● Dataset items
# # # # #

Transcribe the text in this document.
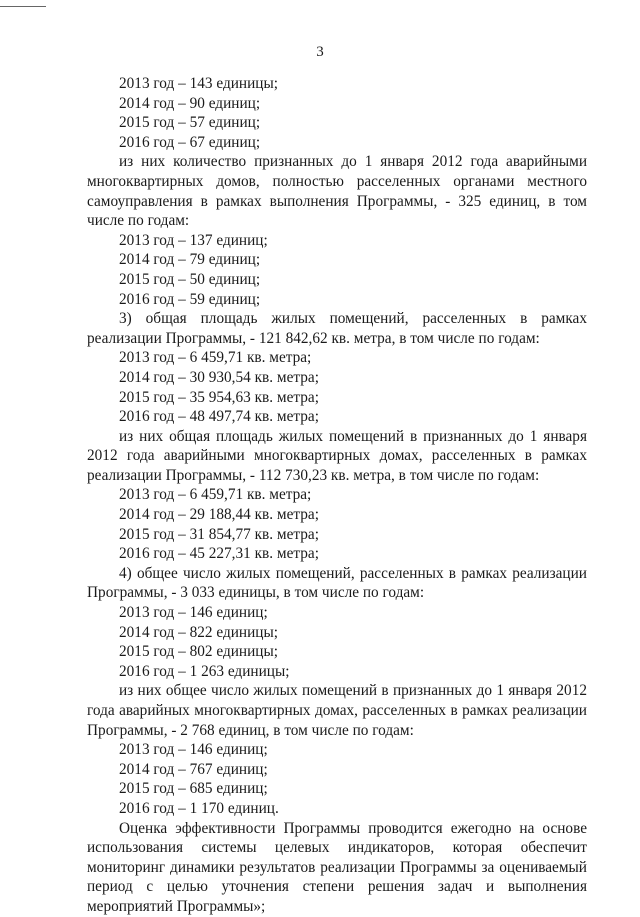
3

2013 год – 143 единицы;

2014 год – 90 единиц;

2015 год – 57 единиц;

2016 год – 67 единиц;

из них количество признанных до 1 января 2012 года аварийными многоквартирных домов, полностью расселенных органами местного самоуправления в рамках выполнения Программы, - 325 единиц, в том числе по годам:

2013 год – 137 единиц;

2014 год – 79 единиц;

2015 год – 50 единиц;

2016 год – 59 единиц;

3) общая площадь жилых помещений, расселенных в рамках реализации Программы, - 121 842,62 кв. метра, в том числе по годам:

2013 год – 6 459,71 кв. метра;

2014 год – 30 930,54 кв. метра;

2015 год – 35 954,63 кв. метра;

2016 год – 48 497,74 кв. метра;

из них общая площадь жилых помещений в признанных до 1 января 2012 года аварийными многоквартирных домах, расселенных в рамках реализации Программы, - 112 730,23 кв. метра, в том числе по годам:

2013 год – 6 459,71 кв. метра;

2014 год – 29 188,44 кв. метра;

2015 год – 31 854,77 кв. метра;

2016 год – 45 227,31 кв. метра;

4) общее число жилых помещений, расселенных в рамках реализации Программы, - 3 033 единицы, в том числе по годам:

2013 год – 146 единиц;

2014 год – 822 единицы;

2015 год – 802 единицы;

2016 год – 1 263 единицы;

из них общее число жилых помещений в признанных до 1 января 2012 года аварийных многоквартирных домах, расселенных в рамках реализации Программы, - 2 768 единиц, в том числе по годам:

2013 год – 146 единиц;

2014 год – 767 единиц;

2015 год – 685 единиц;

2016 год – 1 170 единиц.

Оценка эффективности Программы проводится ежегодно на основе использования системы целевых индикаторов, которая обеспечит мониторинг динамики результатов реализации Программы за оцениваемый период с целью уточнения степени решения задач и выполнения мероприятий Программы»;
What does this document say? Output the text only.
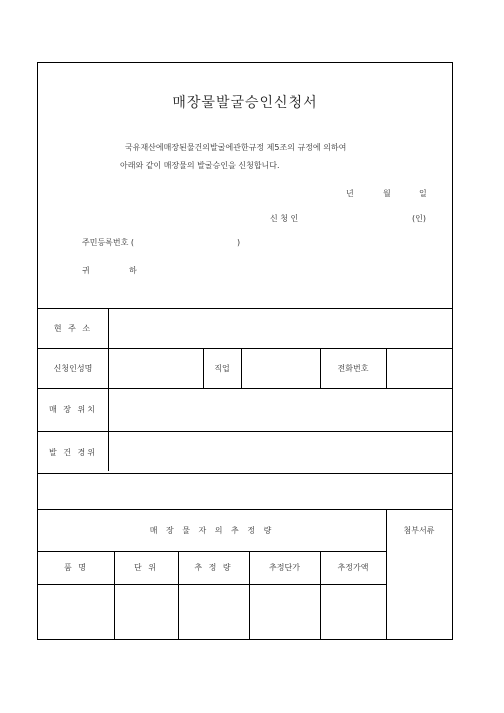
매장물발굴승인신청서
국유재산에매장된물건의발굴에관한규정 제5조의 규정에 의하여
아래와 같이 매장물의 발굴승인을 신청합니다.
년	월	일
신 청 인	(인)
주민등록번호 (	)
귀	하
현 주 소
신청인성명	직업	전화번호
매 장 위치
발 건 경위
매 장 물 자 의 추 정 량	첨부서류
품 명	단 위	추 정 량	추정단가	추정가액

# # # # #

● Requirements
Check each line of the records for the word "число" and extract those that contain it.

● Result of the task
4) общее число жилых помещений, расселенных в рамках реализации Программы, - 3 033 единицы, в том числе по годам:
из них общее число жилых помещений в признанных до 1 января 2012 года аварийных многоквартирных домах, расселенных в рамках реализации Программы, - 2 768 единиц, в том числе по годам:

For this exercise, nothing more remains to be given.